# Given problem:
Search the listing below for the string "cookies" and copy every line where it occurs.

# Provided information:

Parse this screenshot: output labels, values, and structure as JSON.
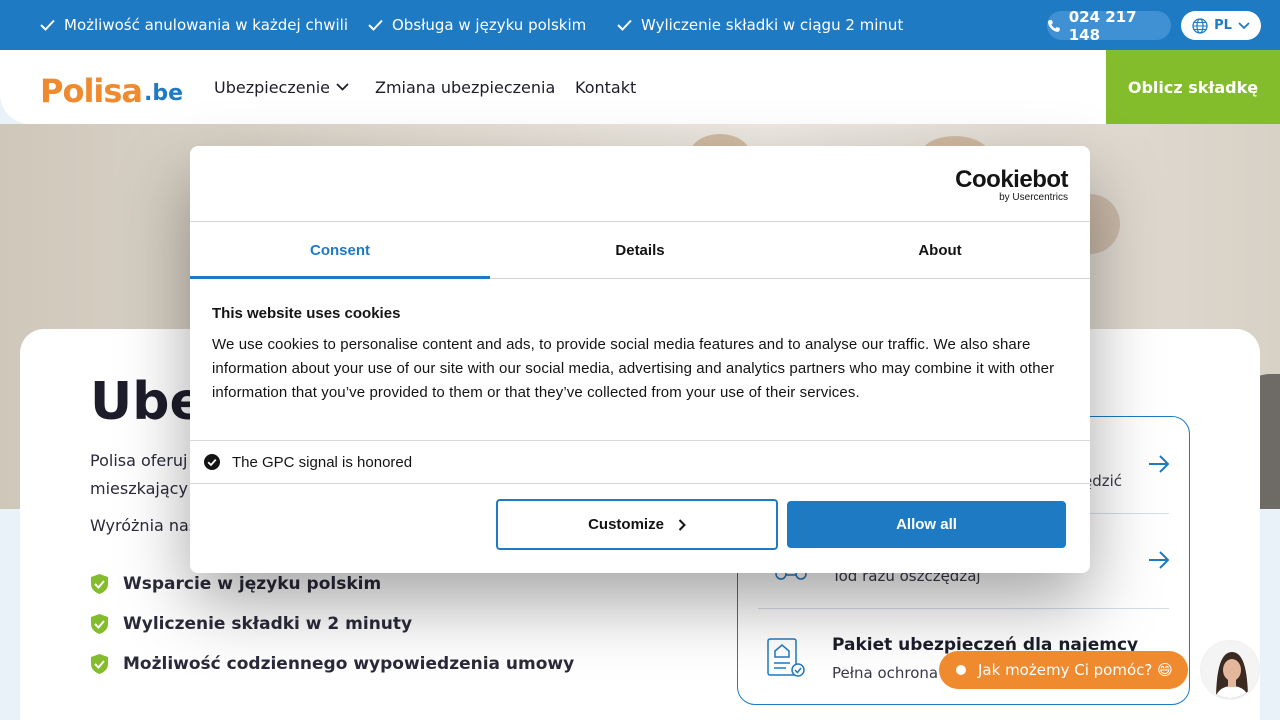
{
  "topbar": {
    "benefits": [
      "Możliwość anulowania w każdej chwili",
      "Obsługa w języku polskim",
      "Wyliczenie składki w ciągu 2 minut"
    ],
    "phone": "024 217 148",
    "lang": "PL"
  },
  "header": {
    "logo_main": "Polisa",
    "logo_suffix": ".be",
    "nav": [
      "Ubezpieczenie",
      "Zmiana ubezpieczenia",
      "Kontakt"
    ],
    "cta": "Oblicz składkę"
  },
  "content": {
    "headline": "Ube",
    "intro_line1": "Polisa oferuj",
    "intro_line2": "mieszkający",
    "intro2": "Wyróżnia nas",
    "checks": [
      "Wsparcie w języku polskim",
      "Wyliczenie składki w 2 minuty",
      "Możliwość codziennego wypowiedzenia umowy"
    ]
  },
  "products": {
    "item1_text": "ędzić",
    "item2_text": "Tod razu oszczędzaj",
    "item3_title": "Pakiet ubezpieczeń dla najemcy",
    "item3_text": "Pełna ochrona"
  },
  "cookie": {
    "logo_main": "Cookiebot",
    "logo_sub": "by Usercentrics",
    "tabs": [
      "Consent",
      "Details",
      "About"
    ],
    "title": "This website uses cookies",
    "body": "We use cookies to personalise content and ads, to provide social media features and to analyse our traffic. We also share information about your use of our site with our social media, advertising and analytics partners who may combine it with other information that you’ve provided to them or that they’ve collected from your use of their services.",
    "gpc": "The GPC signal is honored",
    "customize": "Customize",
    "allow_all": "Allow all"
  },
  "chat": {
    "label": "Jak możemy Ci pomóc? 😄"
  },
  "colors": {
    "brand_blue": "#1f7ac4",
    "brand_orange": "#f08a2e",
    "brand_green": "#84bd2b"
  }
}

# Exercise answer:
    "title": "This website uses cookies",
    "body": "We use cookies to personalise content and ads, to provide social media features and to analyse our traffic. We also share information about your use of our site with our social media, advertising and analytics partners who may combine it with other information that you’ve provided to them or that they’ve collected from your use of their services.",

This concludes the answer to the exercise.